> _TASK DESCRIPTION_: Give the entries again, word for word.

(Structured page parsing data)
·····

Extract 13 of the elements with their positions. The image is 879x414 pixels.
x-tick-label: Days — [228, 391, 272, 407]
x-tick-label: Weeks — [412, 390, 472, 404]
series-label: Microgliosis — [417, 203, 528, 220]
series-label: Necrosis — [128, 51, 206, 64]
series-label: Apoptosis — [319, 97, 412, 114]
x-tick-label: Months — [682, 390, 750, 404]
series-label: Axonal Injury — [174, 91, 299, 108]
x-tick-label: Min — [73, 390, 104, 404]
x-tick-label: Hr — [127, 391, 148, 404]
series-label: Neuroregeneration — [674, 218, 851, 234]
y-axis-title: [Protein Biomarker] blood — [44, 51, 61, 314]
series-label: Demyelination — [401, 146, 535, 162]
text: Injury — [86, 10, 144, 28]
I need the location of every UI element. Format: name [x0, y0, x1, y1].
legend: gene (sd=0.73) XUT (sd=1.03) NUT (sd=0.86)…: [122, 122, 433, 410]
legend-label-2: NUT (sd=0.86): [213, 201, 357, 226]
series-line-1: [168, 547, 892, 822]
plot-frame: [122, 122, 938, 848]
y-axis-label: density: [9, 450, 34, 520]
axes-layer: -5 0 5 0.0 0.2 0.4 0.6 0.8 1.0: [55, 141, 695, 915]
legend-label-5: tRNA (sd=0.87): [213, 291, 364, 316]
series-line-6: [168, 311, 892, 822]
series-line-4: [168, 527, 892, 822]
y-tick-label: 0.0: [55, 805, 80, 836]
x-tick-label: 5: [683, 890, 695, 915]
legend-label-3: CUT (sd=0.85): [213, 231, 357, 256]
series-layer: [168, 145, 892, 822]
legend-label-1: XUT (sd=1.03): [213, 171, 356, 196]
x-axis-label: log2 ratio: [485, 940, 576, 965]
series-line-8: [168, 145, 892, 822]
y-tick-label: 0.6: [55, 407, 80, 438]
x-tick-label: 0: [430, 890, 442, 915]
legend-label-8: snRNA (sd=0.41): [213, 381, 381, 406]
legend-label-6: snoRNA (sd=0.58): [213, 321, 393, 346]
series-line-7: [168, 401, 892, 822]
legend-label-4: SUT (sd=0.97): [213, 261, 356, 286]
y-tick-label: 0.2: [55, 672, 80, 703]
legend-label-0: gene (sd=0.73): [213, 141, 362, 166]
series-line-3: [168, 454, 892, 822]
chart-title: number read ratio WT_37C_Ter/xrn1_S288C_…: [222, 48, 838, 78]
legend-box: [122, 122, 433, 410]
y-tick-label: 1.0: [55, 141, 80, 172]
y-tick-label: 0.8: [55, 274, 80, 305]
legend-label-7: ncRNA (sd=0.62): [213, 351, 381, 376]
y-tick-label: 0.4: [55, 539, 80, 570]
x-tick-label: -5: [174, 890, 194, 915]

·····

> _RESPONSE AREA_:
Extract 13 of the elements with their positions. The image is 879x414 pixels.
x-tick-label: Days — [228, 391, 272, 407]
x-tick-label: Weeks — [412, 390, 472, 404]
series-label: Microgliosis — [417, 203, 528, 220]
series-label: Necrosis — [128, 51, 206, 64]
series-label: Apoptosis — [319, 97, 412, 114]
x-tick-label: Months — [682, 390, 750, 404]
series-label: Axonal Injury — [174, 91, 299, 108]
x-tick-label: Min — [73, 390, 104, 404]
x-tick-label: Hr — [127, 391, 148, 404]
series-label: Neuroregeneration — [674, 218, 851, 234]
y-axis-title: [Protein Biomarker] blood — [44, 51, 61, 314]
series-label: Demyelination — [401, 146, 535, 162]
text: Injury — [86, 10, 144, 28]
I need the location of every UI element. Format: name [x0, y0, x1, y1].
legend: gene (sd=0.73) XUT (sd=1.03) NUT (sd=0.86)…: [122, 122, 433, 410]
legend-label-2: NUT (sd=0.86): [213, 201, 357, 226]
series-line-1: [168, 547, 892, 822]
plot-frame: [122, 122, 938, 848]
y-axis-label: density: [9, 450, 34, 520]
axes-layer: -5 0 5 0.0 0.2 0.4 0.6 0.8 1.0: [55, 141, 695, 915]
legend-label-5: tRNA (sd=0.87): [213, 291, 364, 316]
series-line-6: [168, 311, 892, 822]
series-line-4: [168, 527, 892, 822]
y-tick-label: 0.0: [55, 805, 80, 836]
x-tick-label: 5: [683, 890, 695, 915]
legend-label-3: CUT (sd=0.85): [213, 231, 357, 256]
series-layer: [168, 145, 892, 822]
legend-label-1: XUT (sd=1.03): [213, 171, 356, 196]
x-axis-label: log2 ratio: [485, 940, 576, 965]
series-line-8: [168, 145, 892, 822]
y-tick-label: 0.6: [55, 407, 80, 438]
x-tick-label: 0: [430, 890, 442, 915]
legend-label-8: snRNA (sd=0.41): [213, 381, 381, 406]
legend-label-6: snoRNA (sd=0.58): [213, 321, 393, 346]
series-line-7: [168, 401, 892, 822]
legend-label-4: SUT (sd=0.97): [213, 261, 356, 286]
y-tick-label: 0.2: [55, 672, 80, 703]
legend-label-0: gene (sd=0.73): [213, 141, 362, 166]
series-line-3: [168, 454, 892, 822]
chart-title: number read ratio WT_37C_Ter/xrn1_S288C_…: [222, 48, 838, 78]
legend-box: [122, 122, 433, 410]
y-tick-label: 1.0: [55, 141, 80, 172]
y-tick-label: 0.8: [55, 274, 80, 305]
legend-label-7: ncRNA (sd=0.62): [213, 351, 381, 376]
y-tick-label: 0.4: [55, 539, 80, 570]
x-tick-label: -5: [174, 890, 194, 915]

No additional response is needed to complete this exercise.